- _Written exercise_: Each line of the data that includes the string "amount" is to be copied out.

- _Information given_:
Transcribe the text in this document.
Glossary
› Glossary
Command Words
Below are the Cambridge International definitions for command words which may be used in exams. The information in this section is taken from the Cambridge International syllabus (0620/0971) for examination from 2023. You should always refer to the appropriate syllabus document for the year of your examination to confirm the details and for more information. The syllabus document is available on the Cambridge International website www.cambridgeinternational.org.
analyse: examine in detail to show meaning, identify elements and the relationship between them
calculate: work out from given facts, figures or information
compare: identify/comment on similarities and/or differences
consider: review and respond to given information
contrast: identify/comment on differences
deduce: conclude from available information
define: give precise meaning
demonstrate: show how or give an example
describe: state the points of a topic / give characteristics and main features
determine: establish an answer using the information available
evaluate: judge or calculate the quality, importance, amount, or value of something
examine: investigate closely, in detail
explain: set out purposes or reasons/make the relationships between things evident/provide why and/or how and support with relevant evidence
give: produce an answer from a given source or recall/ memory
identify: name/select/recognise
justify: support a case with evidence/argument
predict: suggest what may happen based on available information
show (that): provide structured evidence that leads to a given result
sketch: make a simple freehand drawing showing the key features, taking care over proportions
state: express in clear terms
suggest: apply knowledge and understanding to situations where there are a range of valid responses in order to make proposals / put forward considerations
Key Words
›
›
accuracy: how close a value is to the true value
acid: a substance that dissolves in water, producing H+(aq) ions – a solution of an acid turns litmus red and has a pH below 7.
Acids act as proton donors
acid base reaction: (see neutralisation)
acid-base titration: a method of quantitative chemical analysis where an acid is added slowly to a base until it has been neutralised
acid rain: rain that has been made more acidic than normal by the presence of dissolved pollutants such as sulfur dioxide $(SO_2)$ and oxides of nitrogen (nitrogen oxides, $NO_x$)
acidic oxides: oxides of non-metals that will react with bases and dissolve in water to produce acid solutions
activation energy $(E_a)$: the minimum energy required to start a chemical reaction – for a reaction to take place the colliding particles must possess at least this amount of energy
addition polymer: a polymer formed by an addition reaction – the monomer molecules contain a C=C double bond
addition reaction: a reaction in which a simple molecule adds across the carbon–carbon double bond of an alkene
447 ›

- _Response below_:
evaluate: judge or calculate the quality, importance, amount, or value of something
activation energy $(E_a)$: the minimum energy required to start a chemical reaction – for a reaction to take place the colliding particles must possess at least this amount of energy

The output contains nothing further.